GOAL —
Retype every one of the items below line for line, with no changes, and leave the pictures out of your copy.

MATERIAL FOR THE TASK —
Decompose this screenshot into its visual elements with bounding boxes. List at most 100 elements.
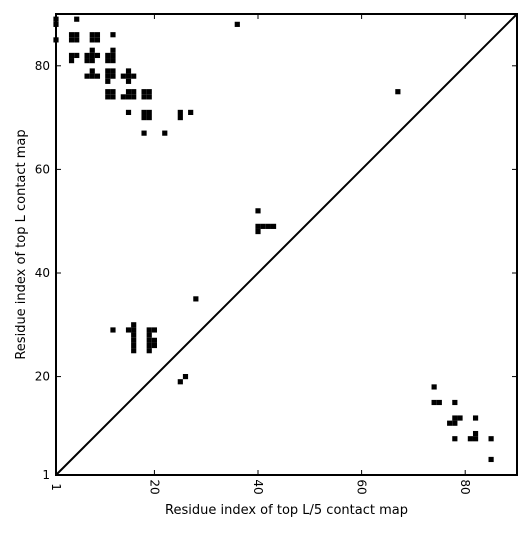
- contact-point: [89, 47, 95, 53]
- contact-point: [84, 58, 90, 64]
- contact-point: [141, 94, 147, 100]
- contact-point: [110, 94, 116, 100]
- contact-point: [395, 89, 401, 95]
- contact-point: [177, 109, 183, 116]
- diagonal-line: [55, 13, 518, 476]
- contact-point: [436, 399, 442, 406]
- contact-point: [270, 223, 277, 229]
- contact-point: [146, 89, 152, 95]
- contact-point: [110, 58, 116, 64]
- contact-point: [110, 47, 116, 53]
- contact-point: [488, 436, 494, 442]
- contact-point: [89, 52, 95, 59]
- contact-point: [94, 32, 101, 38]
- contact-point: [177, 379, 183, 385]
- contact-point: [472, 415, 479, 421]
- contact-point: [141, 115, 147, 121]
- contact-point: [452, 420, 458, 426]
- contact-point: [146, 94, 152, 100]
- contact-point: [457, 415, 463, 421]
- contact-point: [105, 52, 111, 59]
- contact-point: [105, 94, 111, 100]
- contact-point: [110, 89, 116, 95]
- contact-point: [131, 73, 137, 79]
- y-axis-label: Residue index of top L contact map: [14, 129, 29, 359]
- contact-point: [94, 37, 101, 43]
- contact-point: [234, 21, 240, 27]
- data-points: [53, 16, 494, 463]
- contact-point: [105, 68, 111, 74]
- contact-point: [94, 73, 101, 79]
- x-tick-label: 40: [251, 479, 265, 494]
- contact-point: [146, 332, 152, 338]
- plot-frame: [55, 13, 518, 476]
- contact-point: [131, 89, 137, 95]
- contact-point: [68, 52, 75, 59]
- contact-point: [68, 58, 75, 64]
- y-tick-label: 20: [35, 370, 50, 384]
- contact-point: [125, 94, 132, 100]
- contact-point: [131, 342, 137, 349]
- contact-point: [120, 73, 126, 79]
- contact-point: [74, 32, 80, 38]
- contact-point: [193, 296, 199, 302]
- contact-point: [105, 89, 111, 95]
- contact-point: [431, 399, 437, 406]
- contact-point: [125, 109, 132, 116]
- contact-point: [68, 37, 75, 43]
- contact-point: [68, 32, 75, 38]
- contact-point: [110, 68, 116, 74]
- contact-point: [452, 399, 458, 406]
- contact-point: [110, 32, 116, 38]
- x-tick-label: 60: [355, 479, 369, 494]
- contact-point: [265, 223, 271, 229]
- contact-point: [146, 337, 152, 343]
- contact-point: [131, 94, 137, 100]
- contact-point: [452, 415, 458, 421]
- contact-point: [255, 208, 261, 214]
- contact-point: [120, 94, 126, 100]
- contact-point: [141, 109, 147, 116]
- x-tick-label: 80: [458, 479, 472, 494]
- contact-point: [177, 115, 183, 121]
- x-tick-label: 20: [147, 479, 161, 494]
- contact-point: [146, 348, 152, 354]
- contact-point: [467, 436, 473, 442]
- contact-point: [89, 68, 95, 74]
- contact-point: [182, 373, 189, 380]
- contact-point: [89, 58, 95, 64]
- contact-point: [146, 109, 152, 116]
- contact-point: [89, 73, 95, 79]
- contact-point: [125, 68, 132, 74]
- contact-point: [74, 37, 80, 43]
- y-tick-label: 60: [35, 162, 50, 176]
- contact-point: [146, 342, 152, 349]
- contact-point: [162, 130, 168, 136]
- x-axis-label: Residue index of top L/5 contact map: [165, 503, 408, 518]
- contact-point: [255, 228, 261, 235]
- contact-point: [74, 16, 80, 22]
- contact-point: [94, 52, 101, 59]
- contact-point: [146, 327, 152, 333]
- contact-point: [105, 73, 111, 79]
- contact-point: [447, 420, 453, 426]
- contact-point: [131, 327, 137, 333]
- contact-point: [431, 384, 437, 390]
- contact-point: [488, 456, 494, 463]
- contact-point: [110, 327, 116, 333]
- contact-point: [131, 337, 137, 343]
- y-tick-label: 40: [35, 266, 50, 280]
- contact-point: [110, 52, 116, 59]
- contact-point: [125, 89, 132, 95]
- contact-point: [452, 436, 458, 442]
- contact-point: [151, 337, 158, 343]
- contact-point: [472, 430, 479, 437]
- contact-point: [125, 78, 132, 84]
- contact-point: [472, 436, 479, 442]
- contact-point: [105, 58, 111, 64]
- contact-point: [188, 109, 194, 116]
- contact-point: [131, 322, 137, 328]
- y-tick-label: 80: [35, 59, 50, 73]
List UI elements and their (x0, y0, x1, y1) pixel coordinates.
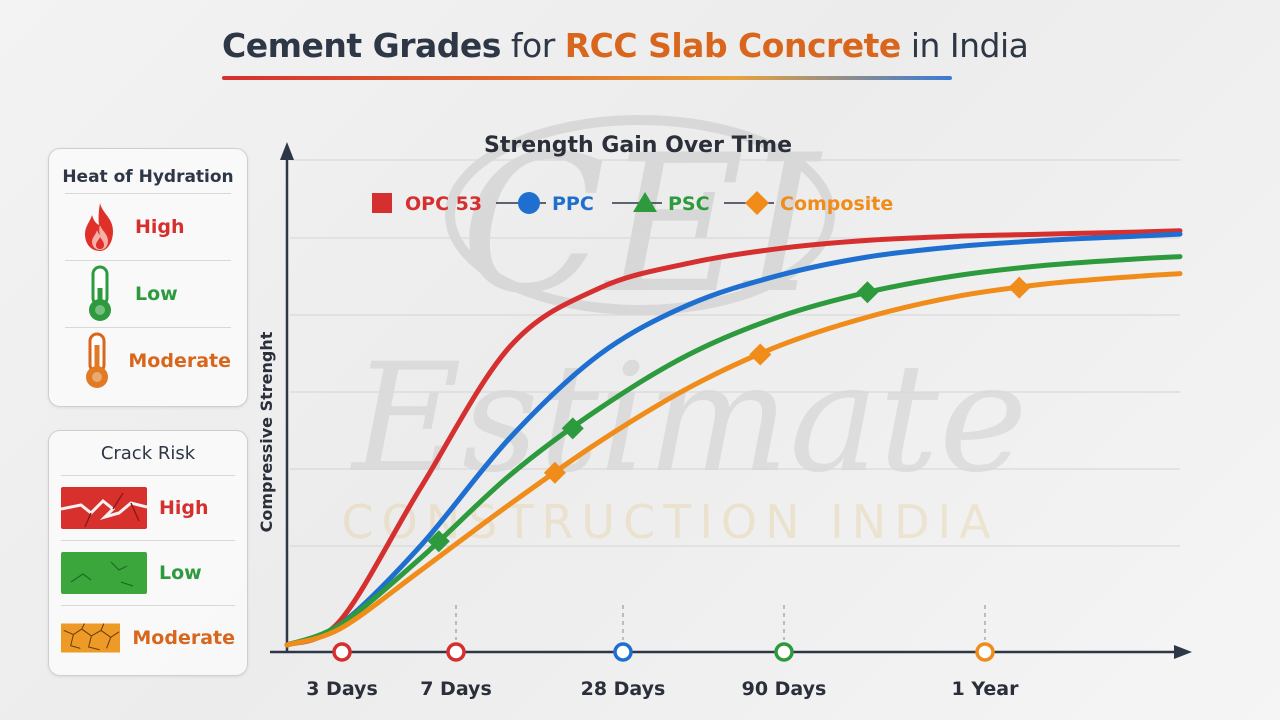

WRITTEN RESPONSE —
Decompose this screenshot into its visual elements with bounding boxes. List at most 100 elements.
- contact-point: [89, 47, 95, 53]
- contact-point: [84, 58, 90, 64]
- contact-point: [141, 94, 147, 100]
- contact-point: [110, 94, 116, 100]
- contact-point: [395, 89, 401, 95]
- contact-point: [177, 109, 183, 116]
- diagonal-line: [55, 13, 518, 476]
- contact-point: [436, 399, 442, 406]
- contact-point: [270, 223, 277, 229]
- contact-point: [146, 89, 152, 95]
- contact-point: [110, 58, 116, 64]
- contact-point: [110, 47, 116, 53]
- contact-point: [488, 436, 494, 442]
- contact-point: [89, 52, 95, 59]
- contact-point: [94, 32, 101, 38]
- contact-point: [177, 379, 183, 385]
- contact-point: [472, 415, 479, 421]
- contact-point: [141, 115, 147, 121]
- contact-point: [452, 420, 458, 426]
- contact-point: [146, 94, 152, 100]
- contact-point: [457, 415, 463, 421]
- contact-point: [105, 52, 111, 59]
- contact-point: [105, 94, 111, 100]
- contact-point: [110, 89, 116, 95]
- contact-point: [131, 73, 137, 79]
- y-axis-label: Residue index of top L contact map: [14, 129, 29, 359]
- contact-point: [94, 37, 101, 43]
- contact-point: [234, 21, 240, 27]
- data-points: [53, 16, 494, 463]
- contact-point: [105, 68, 111, 74]
- contact-point: [94, 73, 101, 79]
- x-tick-label: 40: [251, 479, 265, 494]
- contact-point: [146, 332, 152, 338]
- plot-frame: [55, 13, 518, 476]
- contact-point: [131, 89, 137, 95]
- contact-point: [68, 52, 75, 59]
- contact-point: [68, 58, 75, 64]
- y-tick-label: 20: [35, 370, 50, 384]
- contact-point: [125, 94, 132, 100]
- contact-point: [131, 342, 137, 349]
- contact-point: [120, 73, 126, 79]
- contact-point: [74, 32, 80, 38]
- contact-point: [193, 296, 199, 302]
- contact-point: [105, 89, 111, 95]
- contact-point: [431, 399, 437, 406]
- contact-point: [125, 109, 132, 116]
- contact-point: [68, 37, 75, 43]
- contact-point: [68, 32, 75, 38]
- contact-point: [110, 68, 116, 74]
- contact-point: [452, 399, 458, 406]
- contact-point: [110, 32, 116, 38]
- x-tick-label: 60: [355, 479, 369, 494]
- contact-point: [265, 223, 271, 229]
- contact-point: [146, 337, 152, 343]
- contact-point: [131, 94, 137, 100]
- contact-point: [452, 415, 458, 421]
- contact-point: [255, 208, 261, 214]
- contact-point: [120, 94, 126, 100]
- contact-point: [141, 109, 147, 116]
- x-tick-label: 80: [458, 479, 472, 494]
- contact-point: [177, 115, 183, 121]
- x-tick-label: 20: [147, 479, 161, 494]
- contact-point: [146, 348, 152, 354]
- contact-point: [467, 436, 473, 442]
- contact-point: [89, 68, 95, 74]
- contact-point: [182, 373, 189, 380]
- contact-point: [89, 58, 95, 64]
- contact-point: [146, 109, 152, 116]
- contact-point: [89, 73, 95, 79]
- contact-point: [125, 68, 132, 74]
- contact-point: [74, 37, 80, 43]
- y-tick-label: 60: [35, 162, 50, 176]
- contact-point: [146, 342, 152, 349]
- contact-point: [162, 130, 168, 136]
- x-axis-label: Residue index of top L/5 contact map: [165, 503, 408, 518]
- contact-point: [255, 228, 261, 235]
- contact-point: [74, 16, 80, 22]
- contact-point: [94, 52, 101, 59]
- contact-point: [146, 327, 152, 333]
- contact-point: [105, 73, 111, 79]
- contact-point: [447, 420, 453, 426]
- contact-point: [131, 327, 137, 333]
- contact-point: [431, 384, 437, 390]
- contact-point: [488, 456, 494, 463]
- contact-point: [110, 327, 116, 333]
- contact-point: [131, 337, 137, 343]
- y-tick-label: 40: [35, 266, 50, 280]
- contact-point: [110, 52, 116, 59]
- contact-point: [125, 89, 132, 95]
- contact-point: [452, 436, 458, 442]
- contact-point: [151, 337, 158, 343]
- contact-point: [472, 430, 479, 437]
- contact-point: [125, 78, 132, 84]
- contact-point: [472, 436, 479, 442]
- contact-point: [105, 58, 111, 64]
- contact-point: [188, 109, 194, 116]
- contact-point: [131, 322, 137, 328]
- y-tick-label: 80: [35, 59, 50, 73]
List UI elements and their (x0, y0, x1, y1) pixel coordinates.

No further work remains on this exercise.